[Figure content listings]

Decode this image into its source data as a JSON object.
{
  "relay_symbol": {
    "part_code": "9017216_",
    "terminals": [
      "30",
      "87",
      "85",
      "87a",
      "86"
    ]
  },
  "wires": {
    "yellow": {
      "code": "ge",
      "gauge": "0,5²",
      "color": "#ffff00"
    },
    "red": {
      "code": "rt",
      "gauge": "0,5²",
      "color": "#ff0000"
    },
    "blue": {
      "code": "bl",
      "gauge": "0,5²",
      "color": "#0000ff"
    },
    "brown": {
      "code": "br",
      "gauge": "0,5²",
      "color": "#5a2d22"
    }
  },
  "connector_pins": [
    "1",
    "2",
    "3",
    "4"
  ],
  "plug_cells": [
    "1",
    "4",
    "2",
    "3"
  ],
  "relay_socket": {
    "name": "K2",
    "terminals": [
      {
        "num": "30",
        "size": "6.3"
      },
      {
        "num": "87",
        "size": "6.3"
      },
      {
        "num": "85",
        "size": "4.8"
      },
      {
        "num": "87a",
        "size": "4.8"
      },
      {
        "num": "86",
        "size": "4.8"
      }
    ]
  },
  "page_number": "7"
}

▶ [Set task]: Retype all the material above precisely, with no line left out.

▶ [Full response]:
Decode this image into its source data as a JSON object.
{
  "relay_symbol": {
    "part_code": "9017216_",
    "terminals": [
      "30",
      "87",
      "85",
      "87a",
      "86"
    ]
  },
  "wires": {
    "yellow": {
      "code": "ge",
      "gauge": "0,5²",
      "color": "#ffff00"
    },
    "red": {
      "code": "rt",
      "gauge": "0,5²",
      "color": "#ff0000"
    },
    "blue": {
      "code": "bl",
      "gauge": "0,5²",
      "color": "#0000ff"
    },
    "brown": {
      "code": "br",
      "gauge": "0,5²",
      "color": "#5a2d22"
    }
  },
  "connector_pins": [
    "1",
    "2",
    "3",
    "4"
  ],
  "plug_cells": [
    "1",
    "4",
    "2",
    "3"
  ],
  "relay_socket": {
    "name": "K2",
    "terminals": [
      {
        "num": "30",
        "size": "6.3"
      },
      {
        "num": "87",
        "size": "6.3"
      },
      {
        "num": "85",
        "size": "4.8"
      },
      {
        "num": "87a",
        "size": "4.8"
      },
      {
        "num": "86",
        "size": "4.8"
      }
    ]
  },
  "page_number": "7"
}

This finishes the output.